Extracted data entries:

++++++

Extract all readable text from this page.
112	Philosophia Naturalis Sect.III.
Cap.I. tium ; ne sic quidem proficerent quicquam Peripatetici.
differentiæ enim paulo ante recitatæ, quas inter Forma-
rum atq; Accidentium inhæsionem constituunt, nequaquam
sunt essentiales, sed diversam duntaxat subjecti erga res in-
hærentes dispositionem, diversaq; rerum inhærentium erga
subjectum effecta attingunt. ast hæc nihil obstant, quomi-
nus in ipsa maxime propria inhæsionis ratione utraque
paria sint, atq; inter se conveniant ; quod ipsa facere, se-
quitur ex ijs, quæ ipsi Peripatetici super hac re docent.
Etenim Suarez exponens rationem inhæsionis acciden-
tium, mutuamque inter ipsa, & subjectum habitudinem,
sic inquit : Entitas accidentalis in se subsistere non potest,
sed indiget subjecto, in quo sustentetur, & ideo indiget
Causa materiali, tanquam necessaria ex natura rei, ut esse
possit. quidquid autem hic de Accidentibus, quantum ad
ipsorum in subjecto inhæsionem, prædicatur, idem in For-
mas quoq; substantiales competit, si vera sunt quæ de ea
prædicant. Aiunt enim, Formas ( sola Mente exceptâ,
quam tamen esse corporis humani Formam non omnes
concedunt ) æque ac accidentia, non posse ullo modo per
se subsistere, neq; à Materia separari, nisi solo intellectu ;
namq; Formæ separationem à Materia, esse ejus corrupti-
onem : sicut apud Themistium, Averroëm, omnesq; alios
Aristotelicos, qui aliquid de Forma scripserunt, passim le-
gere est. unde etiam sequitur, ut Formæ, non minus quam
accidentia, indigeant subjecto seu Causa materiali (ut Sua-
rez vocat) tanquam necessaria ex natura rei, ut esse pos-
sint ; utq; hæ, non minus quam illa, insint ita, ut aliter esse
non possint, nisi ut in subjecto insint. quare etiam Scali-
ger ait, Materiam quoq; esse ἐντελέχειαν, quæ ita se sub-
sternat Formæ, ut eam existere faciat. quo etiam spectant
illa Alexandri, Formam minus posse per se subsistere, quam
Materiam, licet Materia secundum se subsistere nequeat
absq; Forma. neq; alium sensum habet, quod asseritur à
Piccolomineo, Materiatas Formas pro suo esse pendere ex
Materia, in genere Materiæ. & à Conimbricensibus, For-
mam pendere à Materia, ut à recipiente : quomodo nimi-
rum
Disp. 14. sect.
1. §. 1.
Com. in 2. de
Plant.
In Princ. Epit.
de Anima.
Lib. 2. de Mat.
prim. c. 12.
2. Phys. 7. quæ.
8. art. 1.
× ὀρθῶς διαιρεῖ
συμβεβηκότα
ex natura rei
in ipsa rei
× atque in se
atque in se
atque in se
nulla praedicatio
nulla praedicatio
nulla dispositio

++++++

What this task involves >> Go through the data and return every record exactly.

Solution for this task >>
Extract all readable text from this page.
112	Philosophia Naturalis Sect.III.
Cap.I. tium ; ne sic quidem proficerent quicquam Peripatetici.
differentiæ enim paulo ante recitatæ, quas inter Forma-
rum atq; Accidentium inhæsionem constituunt, nequaquam
sunt essentiales, sed diversam duntaxat subjecti erga res in-
hærentes dispositionem, diversaq; rerum inhærentium erga
subjectum effecta attingunt. ast hæc nihil obstant, quomi-
nus in ipsa maxime propria inhæsionis ratione utraque
paria sint, atq; inter se conveniant ; quod ipsa facere, se-
quitur ex ijs, quæ ipsi Peripatetici super hac re docent.
Etenim Suarez exponens rationem inhæsionis acciden-
tium, mutuamque inter ipsa, & subjectum habitudinem,
sic inquit : Entitas accidentalis in se subsistere non potest,
sed indiget subjecto, in quo sustentetur, & ideo indiget
Causa materiali, tanquam necessaria ex natura rei, ut esse
possit. quidquid autem hic de Accidentibus, quantum ad
ipsorum in subjecto inhæsionem, prædicatur, idem in For-
mas quoq; substantiales competit, si vera sunt quæ de ea
prædicant. Aiunt enim, Formas ( sola Mente exceptâ,
quam tamen esse corporis humani Formam non omnes
concedunt ) æque ac accidentia, non posse ullo modo per
se subsistere, neq; à Materia separari, nisi solo intellectu ;
namq; Formæ separationem à Materia, esse ejus corrupti-
onem : sicut apud Themistium, Averroëm, omnesq; alios
Aristotelicos, qui aliquid de Forma scripserunt, passim le-
gere est. unde etiam sequitur, ut Formæ, non minus quam
accidentia, indigeant subjecto seu Causa materiali (ut Sua-
rez vocat) tanquam necessaria ex natura rei, ut esse pos-
sint ; utq; hæ, non minus quam illa, insint ita, ut aliter esse
non possint, nisi ut in subjecto insint. quare etiam Scali-
ger ait, Materiam quoq; esse ἐντελέχειαν, quæ ita se sub-
sternat Formæ, ut eam existere faciat. quo etiam spectant
illa Alexandri, Formam minus posse per se subsistere, quam
Materiam, licet Materia secundum se subsistere nequeat
absq; Forma. neq; alium sensum habet, quod asseritur à
Piccolomineo, Materiatas Formas pro suo esse pendere ex
Materia, in genere Materiæ. & à Conimbricensibus, For-
mam pendere à Materia, ut à recipiente : quomodo nimi-
rum
Disp. 14. sect.
1. §. 1.
Com. in 2. de
Plant.
In Princ. Epit.
de Anima.
Lib. 2. de Mat.
prim. c. 12.
2. Phys. 7. quæ.
8. art. 1.
× ὀρθῶς διαιρεῖ
συμβεβηκότα
ex natura rei
in ipsa rei
× atque in se
atque in se
atque in se
nulla praedicatio
nulla praedicatio
nulla dispositio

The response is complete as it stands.